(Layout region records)
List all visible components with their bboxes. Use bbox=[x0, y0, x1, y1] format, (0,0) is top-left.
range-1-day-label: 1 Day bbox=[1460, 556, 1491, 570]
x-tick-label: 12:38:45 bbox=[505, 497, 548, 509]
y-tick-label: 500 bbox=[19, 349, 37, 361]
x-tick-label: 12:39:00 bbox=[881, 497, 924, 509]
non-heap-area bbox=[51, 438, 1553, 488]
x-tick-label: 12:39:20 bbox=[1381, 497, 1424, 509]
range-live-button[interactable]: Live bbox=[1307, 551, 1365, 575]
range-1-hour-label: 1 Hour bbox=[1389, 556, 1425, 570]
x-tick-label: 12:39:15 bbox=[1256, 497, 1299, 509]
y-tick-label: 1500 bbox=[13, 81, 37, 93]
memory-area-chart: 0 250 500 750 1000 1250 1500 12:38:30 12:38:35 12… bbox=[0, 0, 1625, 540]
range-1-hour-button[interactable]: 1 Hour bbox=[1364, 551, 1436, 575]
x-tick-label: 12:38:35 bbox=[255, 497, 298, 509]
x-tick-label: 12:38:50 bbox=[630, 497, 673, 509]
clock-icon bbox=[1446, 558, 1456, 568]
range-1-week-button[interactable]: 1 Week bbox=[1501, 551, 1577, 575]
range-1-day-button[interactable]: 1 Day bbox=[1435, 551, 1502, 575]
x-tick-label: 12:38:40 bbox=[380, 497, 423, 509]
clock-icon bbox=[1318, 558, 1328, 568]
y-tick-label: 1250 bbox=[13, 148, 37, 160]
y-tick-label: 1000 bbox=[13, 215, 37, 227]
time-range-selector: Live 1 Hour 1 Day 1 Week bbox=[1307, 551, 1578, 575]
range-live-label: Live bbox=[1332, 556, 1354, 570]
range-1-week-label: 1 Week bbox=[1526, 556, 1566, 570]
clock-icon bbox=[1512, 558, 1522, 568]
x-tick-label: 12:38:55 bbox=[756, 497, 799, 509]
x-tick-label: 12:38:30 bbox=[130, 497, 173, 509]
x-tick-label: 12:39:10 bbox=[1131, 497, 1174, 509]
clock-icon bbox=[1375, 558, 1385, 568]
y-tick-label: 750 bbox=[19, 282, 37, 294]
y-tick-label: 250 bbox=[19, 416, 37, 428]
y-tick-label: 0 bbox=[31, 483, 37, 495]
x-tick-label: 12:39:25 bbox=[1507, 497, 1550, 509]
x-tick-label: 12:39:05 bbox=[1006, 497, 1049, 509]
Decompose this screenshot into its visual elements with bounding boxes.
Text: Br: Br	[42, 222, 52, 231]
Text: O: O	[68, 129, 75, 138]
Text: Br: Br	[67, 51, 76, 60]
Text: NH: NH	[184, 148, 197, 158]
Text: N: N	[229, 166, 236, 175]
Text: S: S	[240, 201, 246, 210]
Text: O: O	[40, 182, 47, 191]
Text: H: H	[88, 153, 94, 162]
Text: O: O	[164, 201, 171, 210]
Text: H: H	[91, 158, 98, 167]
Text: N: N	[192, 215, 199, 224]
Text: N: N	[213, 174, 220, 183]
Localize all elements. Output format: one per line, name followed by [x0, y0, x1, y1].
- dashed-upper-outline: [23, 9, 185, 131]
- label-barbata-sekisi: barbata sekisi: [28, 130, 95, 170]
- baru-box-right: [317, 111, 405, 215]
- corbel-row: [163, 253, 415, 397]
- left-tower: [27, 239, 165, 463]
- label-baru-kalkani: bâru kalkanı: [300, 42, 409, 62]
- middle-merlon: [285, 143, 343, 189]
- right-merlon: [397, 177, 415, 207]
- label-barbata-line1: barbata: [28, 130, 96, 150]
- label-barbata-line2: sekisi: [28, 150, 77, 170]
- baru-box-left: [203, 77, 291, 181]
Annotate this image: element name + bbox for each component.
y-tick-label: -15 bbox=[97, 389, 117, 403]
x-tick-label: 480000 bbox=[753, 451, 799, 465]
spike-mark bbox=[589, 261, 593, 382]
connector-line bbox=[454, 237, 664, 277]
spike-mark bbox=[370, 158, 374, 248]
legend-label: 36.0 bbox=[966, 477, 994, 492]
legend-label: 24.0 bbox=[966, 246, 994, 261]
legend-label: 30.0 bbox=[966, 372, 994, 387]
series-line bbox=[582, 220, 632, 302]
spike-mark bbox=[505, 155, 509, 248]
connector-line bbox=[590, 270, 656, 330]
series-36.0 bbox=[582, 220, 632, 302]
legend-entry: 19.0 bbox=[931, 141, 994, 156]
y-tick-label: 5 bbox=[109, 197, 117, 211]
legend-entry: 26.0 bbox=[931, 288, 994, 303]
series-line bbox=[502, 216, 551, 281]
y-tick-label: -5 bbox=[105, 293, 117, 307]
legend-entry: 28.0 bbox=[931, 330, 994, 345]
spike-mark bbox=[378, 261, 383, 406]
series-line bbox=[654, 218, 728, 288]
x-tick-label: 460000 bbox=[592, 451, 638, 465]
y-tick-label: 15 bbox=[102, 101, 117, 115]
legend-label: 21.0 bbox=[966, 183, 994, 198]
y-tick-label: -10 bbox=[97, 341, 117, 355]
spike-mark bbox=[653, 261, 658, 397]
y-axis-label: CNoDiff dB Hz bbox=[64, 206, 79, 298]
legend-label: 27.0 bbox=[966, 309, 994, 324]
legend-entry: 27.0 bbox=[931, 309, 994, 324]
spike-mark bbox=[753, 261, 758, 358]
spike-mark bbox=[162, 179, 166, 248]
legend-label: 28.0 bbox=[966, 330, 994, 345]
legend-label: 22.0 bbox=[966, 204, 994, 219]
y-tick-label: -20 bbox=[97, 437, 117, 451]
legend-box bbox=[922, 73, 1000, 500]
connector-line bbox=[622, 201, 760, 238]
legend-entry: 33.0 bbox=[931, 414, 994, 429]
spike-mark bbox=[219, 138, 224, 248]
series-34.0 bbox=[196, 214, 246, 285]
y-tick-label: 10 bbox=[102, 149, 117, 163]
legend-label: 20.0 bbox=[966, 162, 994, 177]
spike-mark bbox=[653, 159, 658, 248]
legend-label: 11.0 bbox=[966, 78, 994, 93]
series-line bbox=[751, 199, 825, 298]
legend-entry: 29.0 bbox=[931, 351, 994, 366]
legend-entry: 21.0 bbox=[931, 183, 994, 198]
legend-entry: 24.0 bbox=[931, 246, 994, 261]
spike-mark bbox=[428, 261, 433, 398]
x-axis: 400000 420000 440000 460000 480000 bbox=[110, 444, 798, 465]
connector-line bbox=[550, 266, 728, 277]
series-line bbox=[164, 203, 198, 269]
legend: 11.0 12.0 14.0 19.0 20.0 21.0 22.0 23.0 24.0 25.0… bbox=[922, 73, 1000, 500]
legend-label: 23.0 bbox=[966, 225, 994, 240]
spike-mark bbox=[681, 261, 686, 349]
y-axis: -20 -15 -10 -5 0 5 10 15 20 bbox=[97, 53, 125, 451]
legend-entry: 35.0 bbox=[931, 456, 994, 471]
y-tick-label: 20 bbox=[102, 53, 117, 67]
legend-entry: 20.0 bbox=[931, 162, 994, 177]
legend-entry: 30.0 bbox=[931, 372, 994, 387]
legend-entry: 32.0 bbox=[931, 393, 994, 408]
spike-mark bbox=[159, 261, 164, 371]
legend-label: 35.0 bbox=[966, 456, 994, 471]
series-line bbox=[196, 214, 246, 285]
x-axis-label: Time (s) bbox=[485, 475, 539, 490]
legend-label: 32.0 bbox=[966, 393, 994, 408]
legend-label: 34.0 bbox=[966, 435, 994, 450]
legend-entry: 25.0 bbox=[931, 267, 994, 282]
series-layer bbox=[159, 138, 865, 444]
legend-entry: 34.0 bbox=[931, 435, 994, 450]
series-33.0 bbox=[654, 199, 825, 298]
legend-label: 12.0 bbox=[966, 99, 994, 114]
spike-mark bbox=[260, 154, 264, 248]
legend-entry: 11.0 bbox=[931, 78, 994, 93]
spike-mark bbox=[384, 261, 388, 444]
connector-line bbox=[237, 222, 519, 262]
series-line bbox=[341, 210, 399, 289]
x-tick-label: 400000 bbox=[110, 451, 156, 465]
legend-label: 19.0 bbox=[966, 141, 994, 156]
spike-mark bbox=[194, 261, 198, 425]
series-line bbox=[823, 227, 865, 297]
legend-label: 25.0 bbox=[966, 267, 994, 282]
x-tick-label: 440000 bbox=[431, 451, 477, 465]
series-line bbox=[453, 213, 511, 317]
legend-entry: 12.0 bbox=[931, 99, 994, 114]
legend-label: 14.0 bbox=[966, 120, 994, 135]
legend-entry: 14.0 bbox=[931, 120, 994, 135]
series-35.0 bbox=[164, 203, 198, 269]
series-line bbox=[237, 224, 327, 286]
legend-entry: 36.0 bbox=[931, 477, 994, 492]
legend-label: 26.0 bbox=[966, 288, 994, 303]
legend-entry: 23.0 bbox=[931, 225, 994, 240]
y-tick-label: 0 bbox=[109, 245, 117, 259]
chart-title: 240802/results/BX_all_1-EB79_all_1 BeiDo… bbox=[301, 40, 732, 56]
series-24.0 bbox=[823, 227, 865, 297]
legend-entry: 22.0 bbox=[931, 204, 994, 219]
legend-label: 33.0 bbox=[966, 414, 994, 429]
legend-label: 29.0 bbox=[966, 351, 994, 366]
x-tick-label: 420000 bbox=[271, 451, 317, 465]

**Exercise objective**
Put everything from the first of these lines down to the one containing "y-tick-label: 1500 bbox=[13, 81, 37, 93]" into a Markdown table with the columns Row and Line, leaving out any blank lines.

**Result of the exercise**
| Row | Line |
|---|---|
| 1 | List all visible components with their bboxes. Use bbox=[x0, y0, x1, y1] format, (0,0) is top-left. |
| 2 | range-1-day-label: 1 Day bbox=[1460, 556, 1491, 570] |
| 3 | x-tick-label: 12:38:45 bbox=[505, 497, 548, 509] |
| 4 | y-tick-label: 500 bbox=[19, 349, 37, 361] |
| 5 | x-tick-label: 12:39:00 bbox=[881, 497, 924, 509] |
| 6 | non-heap-area bbox=[51, 438, 1553, 488] |
| 7 | x-tick-label: 12:39:20 bbox=[1381, 497, 1424, 509] |
| 8 | range-live-button[interactable]: Live bbox=[1307, 551, 1365, 575] |
| 9 | range-1-hour-label: 1 Hour bbox=[1389, 556, 1425, 570] |
| 10 | x-tick-label: 12:39:15 bbox=[1256, 497, 1299, 509] |
| 11 | y-tick-label: 1500 bbox=[13, 81, 37, 93] |